What you should do
Transcribe each line of the records below exactly, excluding any embedded images.

◆ ◆ ◆

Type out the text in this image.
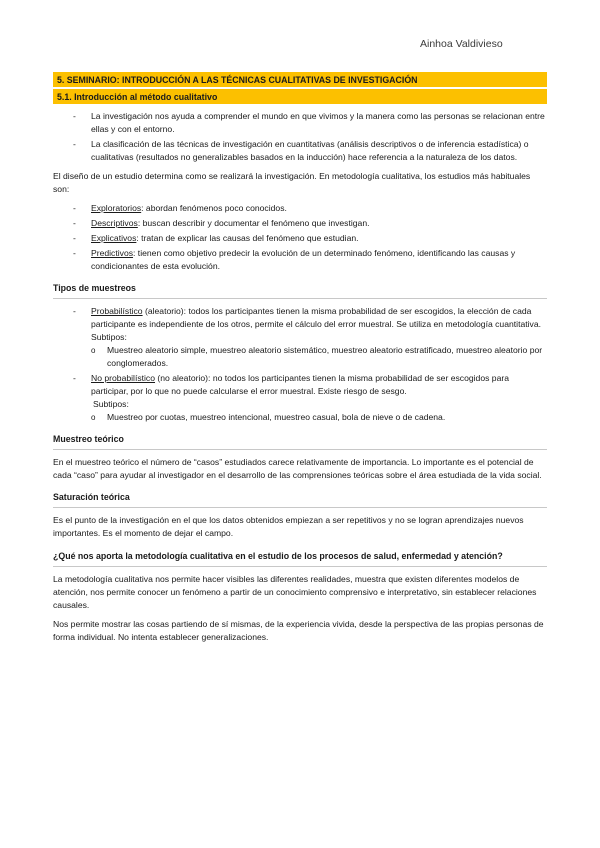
Ainhoa Valdivieso
5. SEMINARIO: INTRODUCCIÓN A LAS TÉCNICAS CUALITATIVAS DE INVESTIGACIÓN
5.1. Introducción al método cualitativo
- La investigación nos ayuda a comprender el mundo en que vivimos y la manera como las personas se relacionan entre ellas y con el entorno.
- La clasificación de las técnicas de investigación en cuantitativas (análisis descriptivos o de inferencia estadística) o cualitativas (resultados no generalizables basados en la inducción) hace referencia a la naturaleza de los datos.

El diseño de un estudio determina como se realizará la investigación. En metodología cualitativa, los estudios más habituales son:

- Exploratorios: abordan fenómenos poco conocidos.
- Descriptivos: buscan describir y documentar el fenómeno que investigan.
- Explicativos: tratan de explicar las causas del fenómeno que estudian.
- Predictivos: tienen como objetivo predecir la evolución de un determinado fenómeno, identificando las causas y condicionantes de esta evolución.
Tipos de muestreos
- Probabilístico (aleatorio): todos los participantes tienen la misma probabilidad de ser escogidos, la elección de cada participante es independiente de los otros, permite el cálculo del error muestral. Se utiliza en metodología cuantitativa. Subtipos:
o Muestreo aleatorio simple, muestreo aleatorio sistemático, muestreo aleatorio estratificado, muestreo aleatorio por conglomerados.
- No probabilístico (no aleatorio): no todos los participantes tienen la misma probabilidad de ser escogidos para participar, por lo que no puede calcularse el error muestral. Existe riesgo de sesgo.
Subtipos:
o Muestreo por cuotas, muestreo intencional, muestreo casual, bola de nieve o de cadena.
Muestreo teórico

En el muestreo teórico el número de “casos” estudiados carece relativamente de importancia. Lo importante es el potencial de cada “caso” para ayudar al investigador en el desarrollo de las comprensiones teóricas sobre el área estudiada de la vida social.

Saturación teórica

Es el punto de la investigación en el que los datos obtenidos empiezan a ser repetitivos y no se logran aprendizajes nuevos importantes. Es el momento de dejar el campo.

¿Qué nos aporta la metodología cualitativa en el estudio de los procesos de salud, enfermedad y atención?

La metodología cualitativa nos permite hacer visibles las diferentes realidades, muestra que existen diferentes modelos de atención, nos permite conocer un fenómeno a partir de un conocimiento comprensivo e interpretativo, sin establecer relaciones causales.

Nos permite mostrar las cosas partiendo de sí mismas, de la experiencia vivida, desde la perspectiva de las propias personas de forma individual. No intenta establecer generalizaciones.
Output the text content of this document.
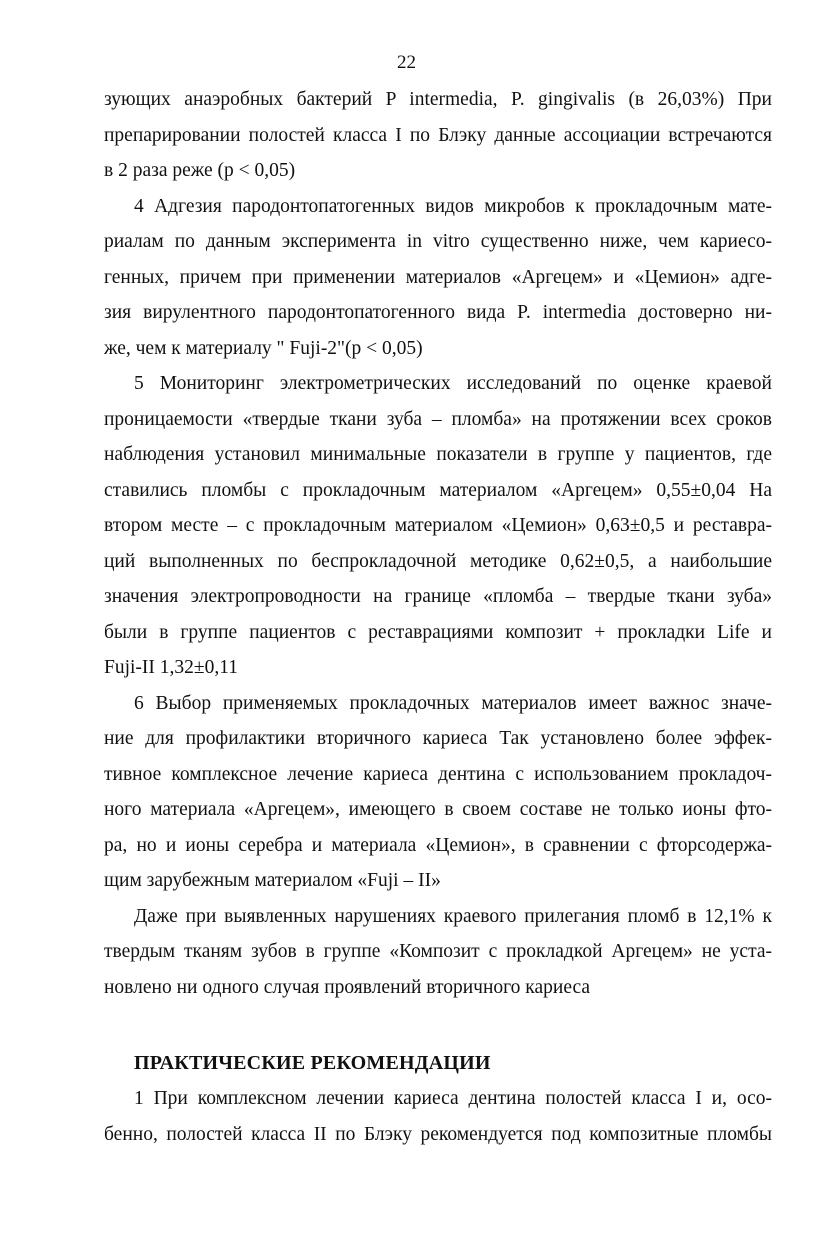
22

зующих анаэробных бактерий P intermedia, P. gingivalis (в 26,03%) При
препарировании полостей класса I по Блэку данные ассоциации встречаются
в 2 раза реже (р < 0,05)

4 Адгезия пародонтопатогенных видов микробов к прокладочным мате-
риалам по данным эксперимента in vitro существенно ниже, чем кариесо-
генных, причем при применении материалов «Аргецем» и «Цемион» адге-
зия вирулентного пародонтопатогенного вида P. intermedia достоверно ни-
же, чем к материалу " Fuji-2"(р < 0,05)

5 Мониторинг электрометрических исследований по оценке краевой
проницаемости «твердые ткани зуба – пломба» на протяжении всех сроков
наблюдения установил минимальные показатели в группе у пациентов, где
ставились пломбы с прокладочным материалом «Аргецем» 0,55±0,04 На
втором месте – с прокладочным материалом «Цемион» 0,63±0,5 и реставра-
ций выполненных по беспрокладочной методике 0,62±0,5, а наибольшие
значения электропроводности на границе «пломба – твердые ткани зуба»
были в группе пациентов с реставрациями композит + прокладки Life и
Fuji-II 1,32±0,11

6 Выбор применяемых прокладочных материалов имеет важнос значе-
ние для профилактики вторичного кариеса Так установлено более эффек-
тивное комплексное лечение кариеса дентина с использованием прокладоч-
ного материала «Аргецем», имеющего в своем составе не только ионы фто-
ра, но и ионы серебра и материала «Цемион», в сравнении с фторсодержа-
щим зарубежным материалом «Fuji – II»

Даже при выявленных нарушениях краевого прилегания пломб в 12,1% к
твердым тканям зубов в группе «Композит с прокладкой Аргецем» не уста-
новлено ни одного случая проявлений вторичного кариеса

ПРАКТИЧЕСКИЕ РЕКОМЕНДАЦИИ

1 При комплексном лечении кариеса дентина полостей класса I и, осо-
бенно, полостей класса II по Блэку рекомендуется под композитные пломбы
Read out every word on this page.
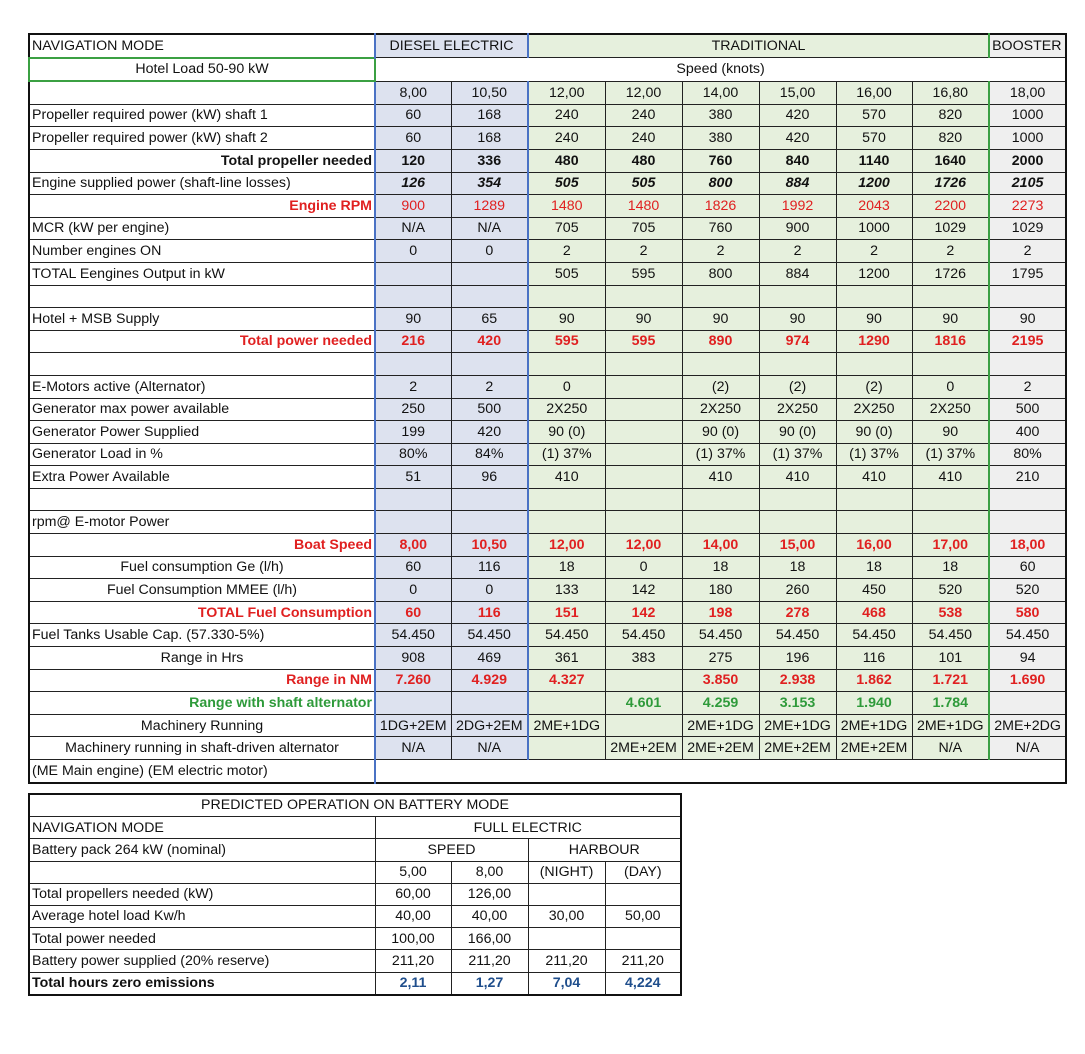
NAVIGATION MODE	DIESEL ELECTRIC		TRADITIONAL						BOOSTER
Hotel Load 50-90 kW	Speed (knots)								
	8,00	10,50	12,00	12,00	14,00	15,00	16,00	16,80	18,00
Propeller required power (kW) shaft 1	60	168	240	240	380	420	570	820	1000
Propeller required power (kW) shaft 2	60	168	240	240	380	420	570	820	1000
Total propeller needed	120	336	480	480	760	840	1140	1640	2000
Engine supplied power (shaft-line losses)	126	354	505	505	800	884	1200	1726	2105
Engine RPM	900	1289	1480	1480	1826	1992	2043	2200	2273
MCR (kW per engine)	N/A	N/A	705	705	760	900	1000	1029	1029
Number engines ON	0	0	2	2	2	2	2	2	2
TOTAL Eengines Output in kW			505	595	800	884	1200	1726	1795

Hotel + MSB Supply	90	65	90	90	90	90	90	90	90
Total power needed	216	420	595	595	890	974	1290	1816	2195

E-Motors active (Alternator)	2	2	0		(2)	(2)	(2)	0	2
Generator max power available	250	500	2X250		2X250	2X250	2X250	2X250	500
Generator Power Supplied	199	420	90 (0)		90 (0)	90 (0)	90 (0)	90	400
Generator Load in %	80%	84%	(1) 37%		(1) 37%	(1) 37%	(1) 37%	(1) 37%	80%
Extra Power Available	51	96	410		410	410	410	410	210

rpm@ E-motor Power									
Boat Speed	8,00	10,50	12,00	12,00	14,00	15,00	16,00	17,00	18,00
Fuel consumption Ge (l/h)	60	116	18	0	18	18	18	18	60
Fuel Consumption MMEE (l/h)	0	0	133	142	180	260	450	520	520
TOTAL Fuel Consumption	60	116	151	142	198	278	468	538	580
Fuel Tanks Usable Cap. (57.330-5%)	54.450	54.450	54.450	54.450	54.450	54.450	54.450	54.450	54.450
Range in Hrs	908	469	361	383	275	196	116	101	94
Range in NM	7.260	4.929	4.327		3.850	2.938	1.862	1.721	1.690
Range with shaft alternator				4.601	4.259	3.153	1.940	1.784	
Machinery Running	1DG+2EM	2DG+2EM	2ME+1DG		2ME+1DG	2ME+1DG	2ME+1DG	2ME+1DG	2ME+2DG
Machinery running in shaft-driven alternator	N/A	N/A		2ME+2EM	2ME+2EM	2ME+2EM	2ME+2EM	N/A	N/A
(ME Main engine) (EM electric motor)									
PREDICTED OPERATION ON BATTERY MODE				
NAVIGATION MODE	FULL ELECTRIC			
Battery pack 264 kW (nominal)	SPEED		HARBOUR	
	5,00	8,00	(NIGHT)	(DAY)
Total propellers needed (kW)	60,00	126,00		
Average hotel load Kw/h	40,00	40,00	30,00	50,00
Total power needed	100,00	166,00		
Battery power supplied (20% reserve)	211,20	211,20	211,20	211,20
Total hours zero emissions	2,11	1,27	7,04	4,224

◆ ◆ ◆

Solution to the problem
Type out the text in this image.
Ainhoa Valdivieso
5. SEMINARIO: INTRODUCCIÓN A LAS TÉCNICAS CUALITATIVAS DE INVESTIGACIÓN
5.1. Introducción al método cualitativo
- La investigación nos ayuda a comprender el mundo en que vivimos y la manera como las personas se relacionan entre ellas y con el entorno.
- La clasificación de las técnicas de investigación en cuantitativas (análisis descriptivos o de inferencia estadística) o cualitativas (resultados no generalizables basados en la inducción) hace referencia a la naturaleza de los datos.

El diseño de un estudio determina como se realizará la investigación. En metodología cualitativa, los estudios más habituales son:

- Exploratorios: abordan fenómenos poco conocidos.
- Descriptivos: buscan describir y documentar el fenómeno que investigan.
- Explicativos: tratan de explicar las causas del fenómeno que estudian.
- Predictivos: tienen como objetivo predecir la evolución de un determinado fenómeno, identificando las causas y condicionantes de esta evolución.
Tipos de muestreos
- Probabilístico (aleatorio): todos los participantes tienen la misma probabilidad de ser escogidos, la elección de cada participante es independiente de los otros, permite el cálculo del error muestral. Se utiliza en metodología cuantitativa. Subtipos:
o Muestreo aleatorio simple, muestreo aleatorio sistemático, muestreo aleatorio estratificado, muestreo aleatorio por conglomerados.
- No probabilístico (no aleatorio): no todos los participantes tienen la misma probabilidad de ser escogidos para participar, por lo que no puede calcularse el error muestral. Existe riesgo de sesgo.
Subtipos:
o Muestreo por cuotas, muestreo intencional, muestreo casual, bola de nieve o de cadena.
Muestreo teórico

En el muestreo teórico el número de “casos” estudiados carece relativamente de importancia. Lo importante es el potencial de cada “caso” para ayudar al investigador en el desarrollo de las comprensiones teóricas sobre el área estudiada de la vida social.

Saturación teórica

Es el punto de la investigación en el que los datos obtenidos empiezan a ser repetitivos y no se logran aprendizajes nuevos importantes. Es el momento de dejar el campo.

¿Qué nos aporta la metodología cualitativa en el estudio de los procesos de salud, enfermedad y atención?

La metodología cualitativa nos permite hacer visibles las diferentes realidades, muestra que existen diferentes modelos de atención, nos permite conocer un fenómeno a partir de un conocimiento comprensivo e interpretativo, sin establecer relaciones causales.

Nos permite mostrar las cosas partiendo de sí mismas, de la experiencia vivida, desde la perspectiva de las propias personas de forma individual. No intenta establecer generalizaciones.
Output the text content of this document.
22

зующих анаэробных бактерий P intermedia, P. gingivalis (в 26,03%) При
препарировании полостей класса I по Блэку данные ассоциации встречаются
в 2 раза реже (р < 0,05)

4 Адгезия пародонтопатогенных видов микробов к прокладочным мате-
риалам по данным эксперимента in vitro существенно ниже, чем кариесо-
генных, причем при применении материалов «Аргецем» и «Цемион» адге-
зия вирулентного пародонтопатогенного вида P. intermedia достоверно ни-
же, чем к материалу " Fuji-2"(р < 0,05)

5 Мониторинг электрометрических исследований по оценке краевой
проницаемости «твердые ткани зуба – пломба» на протяжении всех сроков
наблюдения установил минимальные показатели в группе у пациентов, где
ставились пломбы с прокладочным материалом «Аргецем» 0,55±0,04 На
втором месте – с прокладочным материалом «Цемион» 0,63±0,5 и реставра-
ций выполненных по беспрокладочной методике 0,62±0,5, а наибольшие
значения электропроводности на границе «пломба – твердые ткани зуба»
были в группе пациентов с реставрациями композит + прокладки Life и
Fuji-II 1,32±0,11

6 Выбор применяемых прокладочных материалов имеет важнос значе-
ние для профилактики вторичного кариеса Так установлено более эффек-
тивное комплексное лечение кариеса дентина с использованием прокладоч-
ного материала «Аргецем», имеющего в своем составе не только ионы фто-
ра, но и ионы серебра и материала «Цемион», в сравнении с фторсодержа-
щим зарубежным материалом «Fuji – II»

Даже при выявленных нарушениях краевого прилегания пломб в 12,1% к
твердым тканям зубов в группе «Композит с прокладкой Аргецем» не уста-
новлено ни одного случая проявлений вторичного кариеса

ПРАКТИЧЕСКИЕ РЕКОМЕНДАЦИИ

1 При комплексном лечении кариеса дентина полостей класса I и, осо-
бенно, полостей класса II по Блэку рекомендуется под композитные пломбы
Read out every word on this page.
NAVIGATION MODE	DIESEL ELECTRIC		TRADITIONAL						BOOSTER
Hotel Load 50-90 kW	Speed (knots)								
	8,00	10,50	12,00	12,00	14,00	15,00	16,00	16,80	18,00
Propeller required power (kW) shaft 1	60	168	240	240	380	420	570	820	1000
Propeller required power (kW) shaft 2	60	168	240	240	380	420	570	820	1000
Total propeller needed	120	336	480	480	760	840	1140	1640	2000
Engine supplied power (shaft-line losses)	126	354	505	505	800	884	1200	1726	2105
Engine RPM	900	1289	1480	1480	1826	1992	2043	2200	2273
MCR (kW per engine)	N/A	N/A	705	705	760	900	1000	1029	1029
Number engines ON	0	0	2	2	2	2	2	2	2
TOTAL Eengines Output in kW			505	595	800	884	1200	1726	1795

Hotel + MSB Supply	90	65	90	90	90	90	90	90	90
Total power needed	216	420	595	595	890	974	1290	1816	2195

E-Motors active (Alternator)	2	2	0		(2)	(2)	(2)	0	2
Generator max power available	250	500	2X250		2X250	2X250	2X250	2X250	500
Generator Power Supplied	199	420	90 (0)		90 (0)	90 (0)	90 (0)	90	400
Generator Load in %	80%	84%	(1) 37%		(1) 37%	(1) 37%	(1) 37%	(1) 37%	80%
Extra Power Available	51	96	410		410	410	410	410	210

rpm@ E-motor Power									
Boat Speed	8,00	10,50	12,00	12,00	14,00	15,00	16,00	17,00	18,00
Fuel consumption Ge (l/h)	60	116	18	0	18	18	18	18	60
Fuel Consumption MMEE (l/h)	0	0	133	142	180	260	450	520	520
TOTAL Fuel Consumption	60	116	151	142	198	278	468	538	580
Fuel Tanks Usable Cap. (57.330-5%)	54.450	54.450	54.450	54.450	54.450	54.450	54.450	54.450	54.450
Range in Hrs	908	469	361	383	275	196	116	101	94
Range in NM	7.260	4.929	4.327		3.850	2.938	1.862	1.721	1.690
Range with shaft alternator				4.601	4.259	3.153	1.940	1.784	
Machinery Running	1DG+2EM	2DG+2EM	2ME+1DG		2ME+1DG	2ME+1DG	2ME+1DG	2ME+1DG	2ME+2DG
Machinery running in shaft-driven alternator	N/A	N/A		2ME+2EM	2ME+2EM	2ME+2EM	2ME+2EM	N/A	N/A
(ME Main engine) (EM electric motor)									
PREDICTED OPERATION ON BATTERY MODE				
NAVIGATION MODE	FULL ELECTRIC			
Battery pack 264 kW (nominal)	SPEED		HARBOUR	
	5,00	8,00	(NIGHT)	(DAY)
Total propellers needed (kW)	60,00	126,00		
Average hotel load Kw/h	40,00	40,00	30,00	50,00
Total power needed	100,00	166,00		
Battery power supplied (20% reserve)	211,20	211,20	211,20	211,20
Total hours zero emissions	2,11	1,27	7,04	4,224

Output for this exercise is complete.